§ **Material shown**
— Start —

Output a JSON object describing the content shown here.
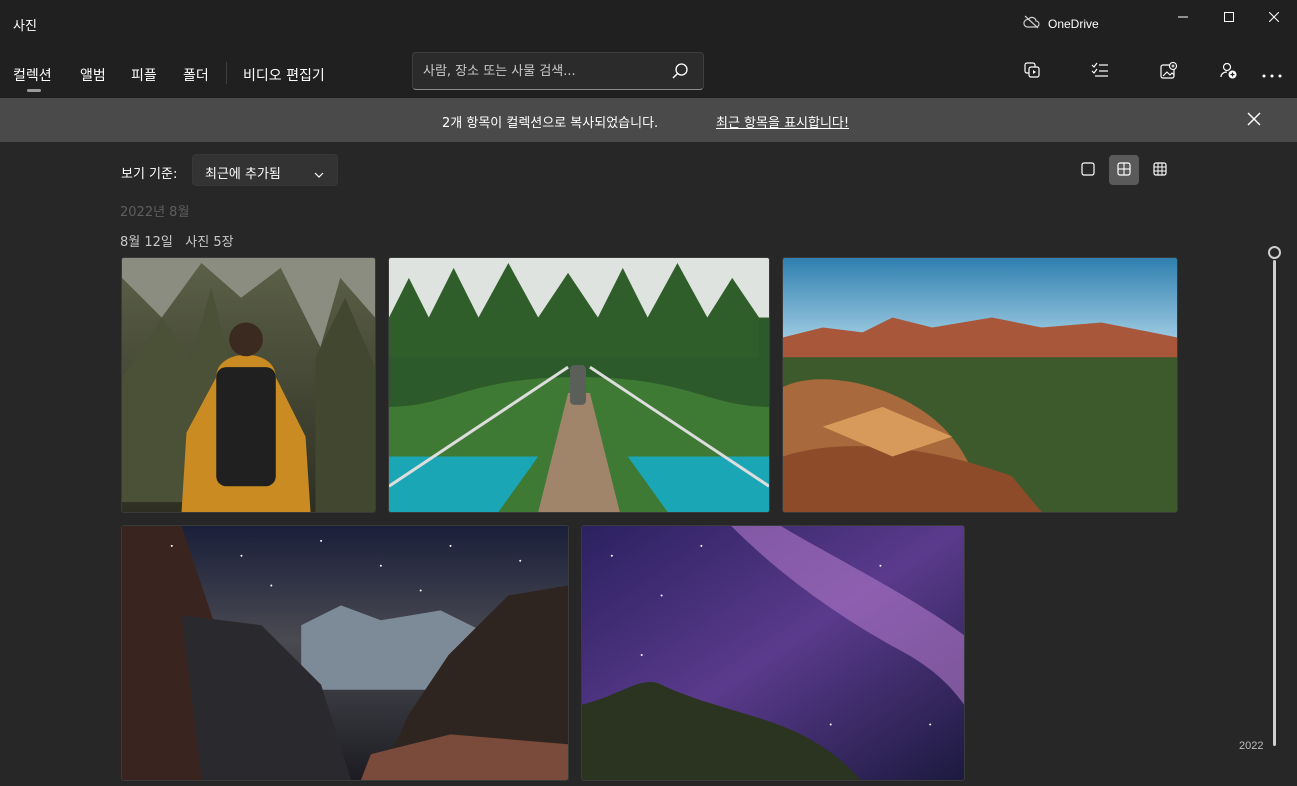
{
  "app": {
    "title": "사진"
  },
  "onedrive": {
    "label": "OneDrive",
    "icon": "cloud-off-icon"
  },
  "window_controls": [
    "minimize-icon",
    "maximize-icon",
    "close-icon"
  ],
  "nav": {
    "tabs": [
      {
        "label": "컬렉션",
        "selected": true
      },
      {
        "label": "앨범",
        "selected": false
      },
      {
        "label": "피플",
        "selected": false
      },
      {
        "label": "폴더",
        "selected": false
      }
    ],
    "video_editor": "비디오 편집기",
    "search_placeholder": "사람, 장소 또는 사물 검색...",
    "toolbar_icons": [
      "slideshow-icon",
      "select-icon",
      "import-icon",
      "add-person-icon",
      "more-icon"
    ]
  },
  "banner": {
    "message": "2개 항목이 컬렉션으로 복사되었습니다.",
    "link": "최근 항목을 표시합니다!"
  },
  "view": {
    "label": "보기 기준:",
    "sort_value": "최근에 추가됨",
    "size_modes": [
      "single-square-icon",
      "medium-grid-icon",
      "small-grid-icon"
    ],
    "selected_size_mode": "medium-grid-icon"
  },
  "groups": {
    "month": "2022년 8월",
    "day": "8월 12일",
    "count": "사진 5장"
  },
  "photos": [
    {
      "subject": "hiker-backpack-cliffs"
    },
    {
      "subject": "suspension-bridge-forest"
    },
    {
      "subject": "red-rock-canyon"
    },
    {
      "subject": "canyon-starry-night"
    },
    {
      "subject": "milky-way-purple-sky"
    }
  ],
  "timeline": {
    "year": "2022"
  }
}
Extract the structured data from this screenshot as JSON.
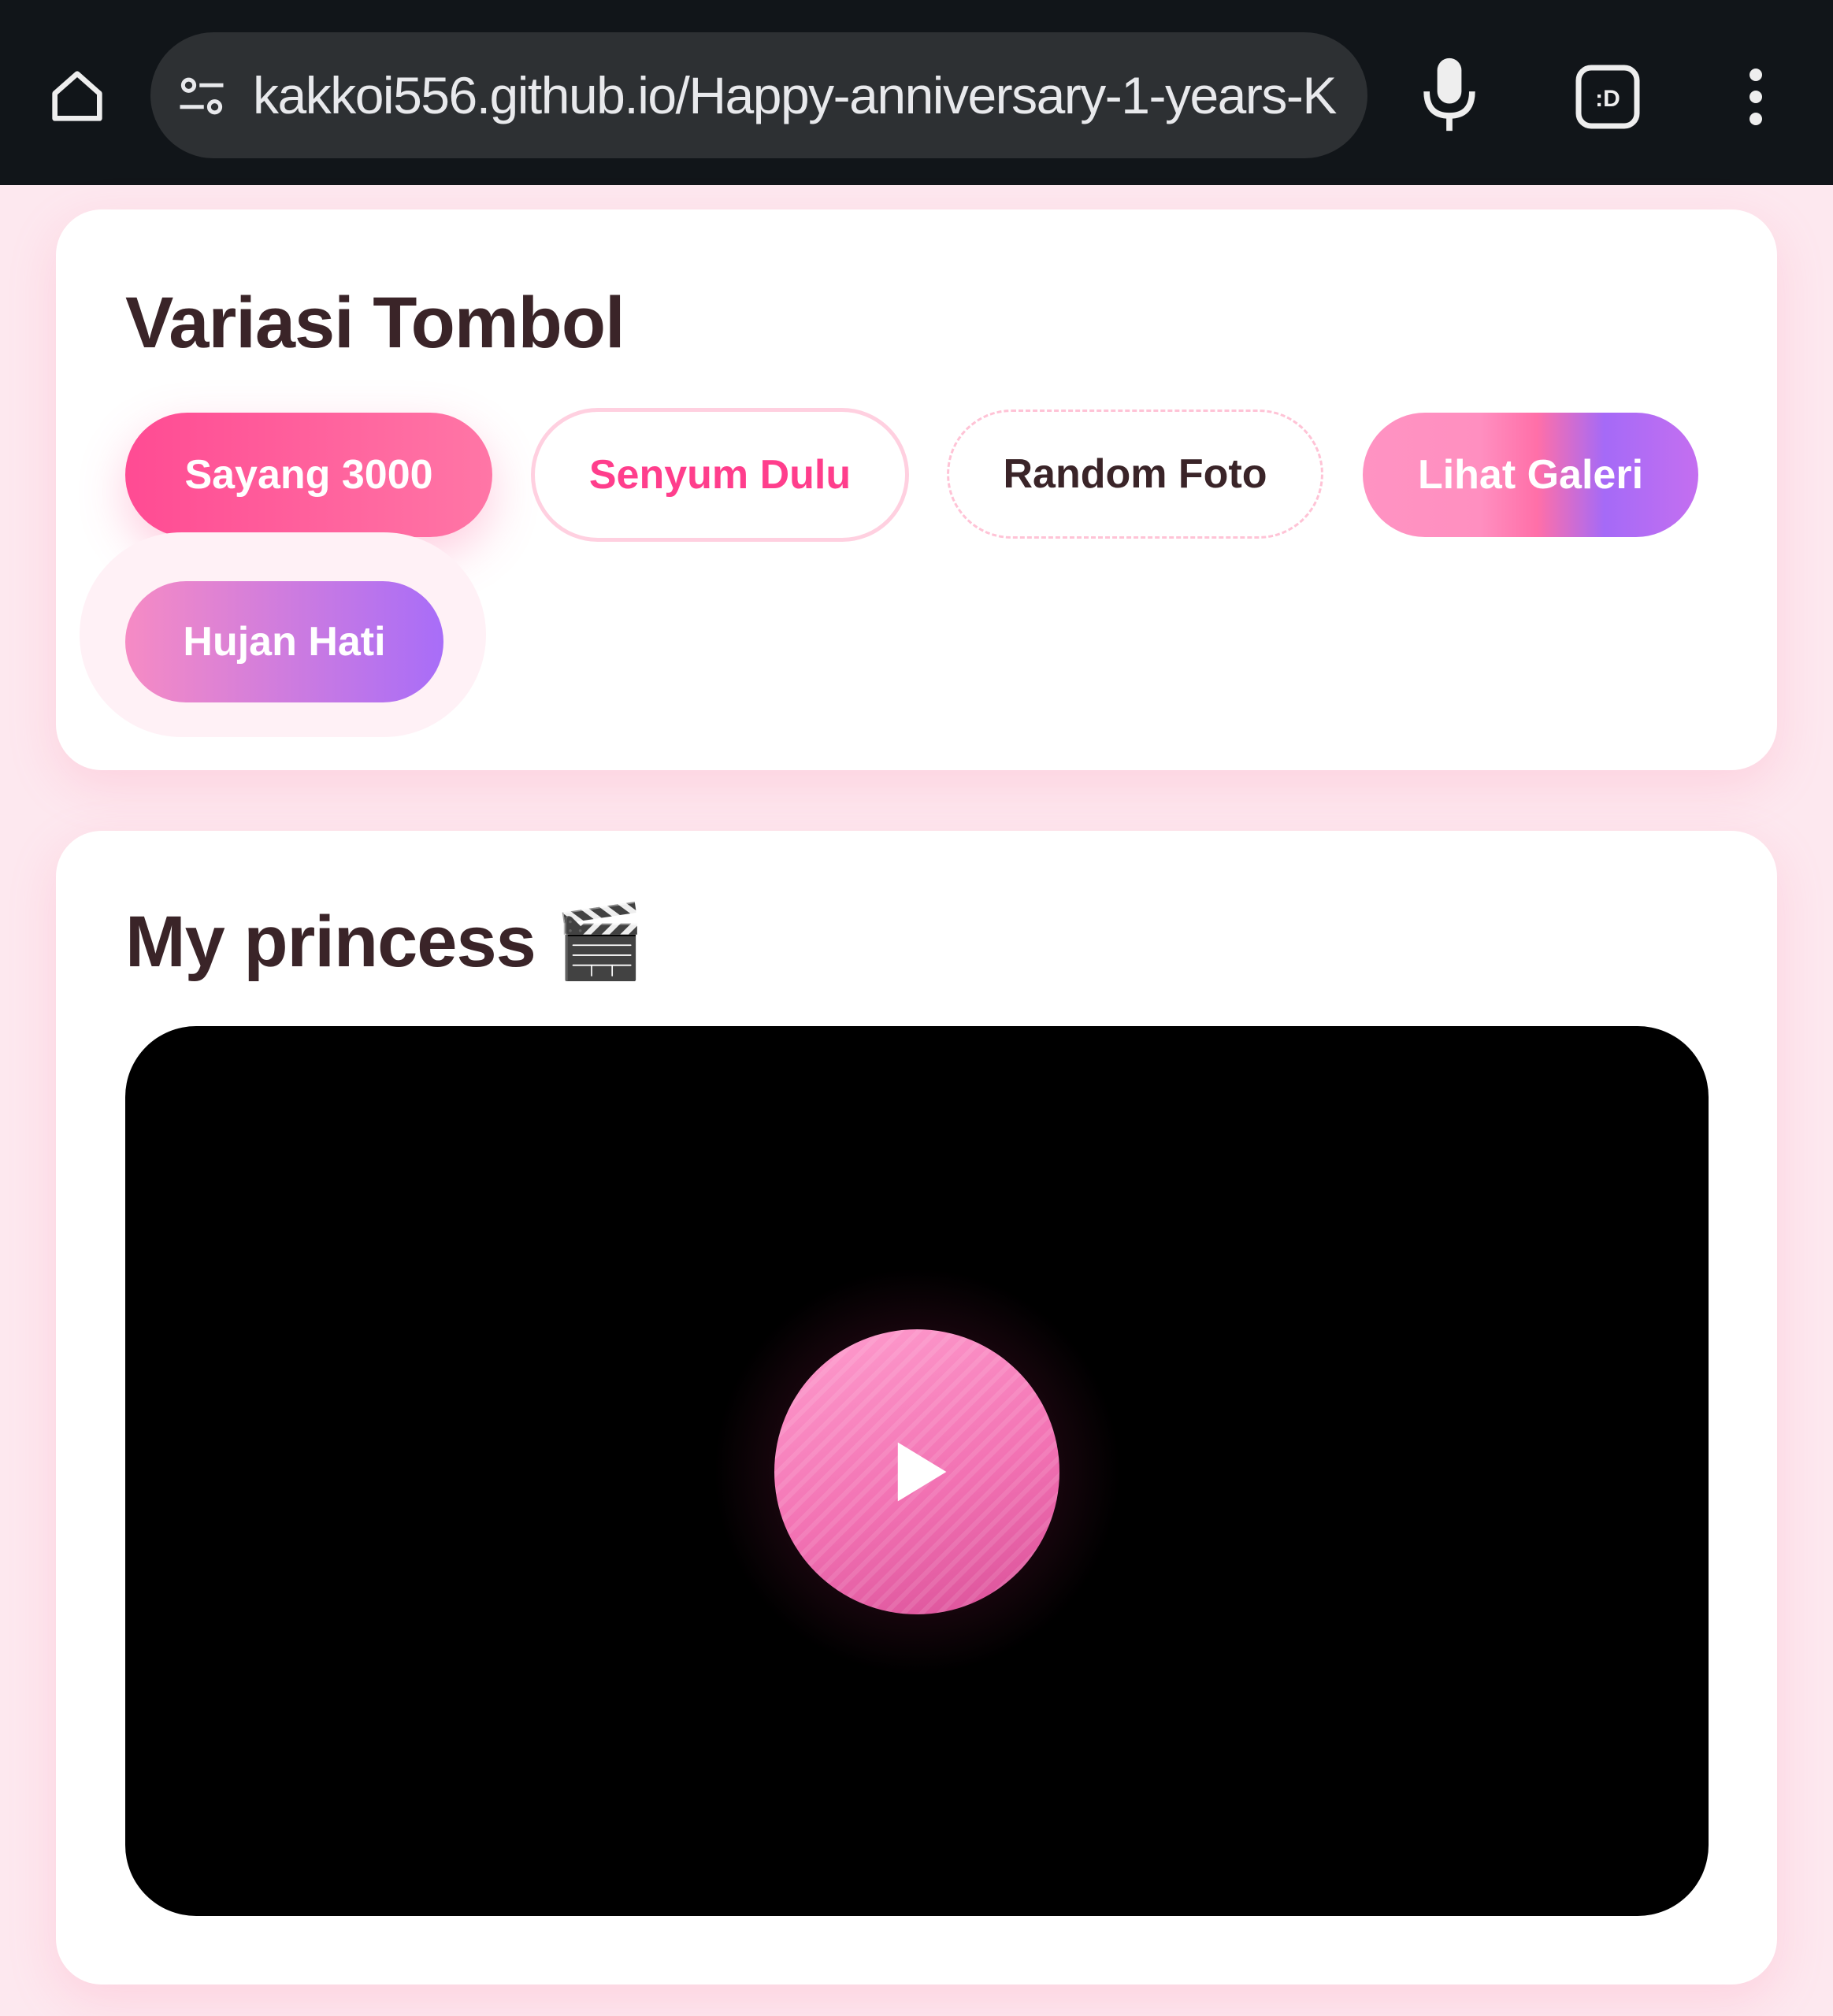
{
  "browser": {
    "url": "kakkoi556.github.io/Happy-anniversary-1-years-K",
    "tab_switcher_label": ":D"
  },
  "buttons_card": {
    "title": "Variasi Tombol",
    "buttons": [
      {
        "label": "Sayang 3000"
      },
      {
        "label": "Senyum Dulu"
      },
      {
        "label": "Random Foto"
      },
      {
        "label": "Lihat Galeri"
      },
      {
        "label": "Hujan Hati"
      }
    ]
  },
  "video_card": {
    "title": "My princess 🎬"
  },
  "colors": {
    "page_bg": "#fde8ef",
    "chrome_bg": "#111519",
    "accent_pink": "#ff4b93",
    "accent_purple": "#a86df8",
    "title_text": "#3a2428"
  },
  "icons": [
    "home-icon",
    "site-settings-icon",
    "mic-icon",
    "tab-switcher-icon",
    "more-vert-icon",
    "play-icon"
  ]
}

— End —

§ **Required task**
An exact transcription of all the entries is required, without the pictures.

§ **Response**
Output a JSON object describing the content shown here.
{
  "app": {
    "title": "사진"
  },
  "onedrive": {
    "label": "OneDrive",
    "icon": "cloud-off-icon"
  },
  "window_controls": [
    "minimize-icon",
    "maximize-icon",
    "close-icon"
  ],
  "nav": {
    "tabs": [
      {
        "label": "컬렉션",
        "selected": true
      },
      {
        "label": "앨범",
        "selected": false
      },
      {
        "label": "피플",
        "selected": false
      },
      {
        "label": "폴더",
        "selected": false
      }
    ],
    "video_editor": "비디오 편집기",
    "search_placeholder": "사람, 장소 또는 사물 검색...",
    "toolbar_icons": [
      "slideshow-icon",
      "select-icon",
      "import-icon",
      "add-person-icon",
      "more-icon"
    ]
  },
  "banner": {
    "message": "2개 항목이 컬렉션으로 복사되었습니다.",
    "link": "최근 항목을 표시합니다!"
  },
  "view": {
    "label": "보기 기준:",
    "sort_value": "최근에 추가됨",
    "size_modes": [
      "single-square-icon",
      "medium-grid-icon",
      "small-grid-icon"
    ],
    "selected_size_mode": "medium-grid-icon"
  },
  "groups": {
    "month": "2022년 8월",
    "day": "8월 12일",
    "count": "사진 5장"
  },
  "photos": [
    {
      "subject": "hiker-backpack-cliffs"
    },
    {
      "subject": "suspension-bridge-forest"
    },
    {
      "subject": "red-rock-canyon"
    },
    {
      "subject": "canyon-starry-night"
    },
    {
      "subject": "milky-way-purple-sky"
    }
  ],
  "timeline": {
    "year": "2022"
  }
}
Extract the structured data from this screenshot as JSON.
{
  "browser": {
    "url": "kakkoi556.github.io/Happy-anniversary-1-years-K",
    "tab_switcher_label": ":D"
  },
  "buttons_card": {
    "title": "Variasi Tombol",
    "buttons": [
      {
        "label": "Sayang 3000"
      },
      {
        "label": "Senyum Dulu"
      },
      {
        "label": "Random Foto"
      },
      {
        "label": "Lihat Galeri"
      },
      {
        "label": "Hujan Hati"
      }
    ]
  },
  "video_card": {
    "title": "My princess 🎬"
  },
  "colors": {
    "page_bg": "#fde8ef",
    "chrome_bg": "#111519",
    "accent_pink": "#ff4b93",
    "accent_purple": "#a86df8",
    "title_text": "#3a2428"
  },
  "icons": [
    "home-icon",
    "site-settings-icon",
    "mic-icon",
    "tab-switcher-icon",
    "more-vert-icon",
    "play-icon"
  ]
}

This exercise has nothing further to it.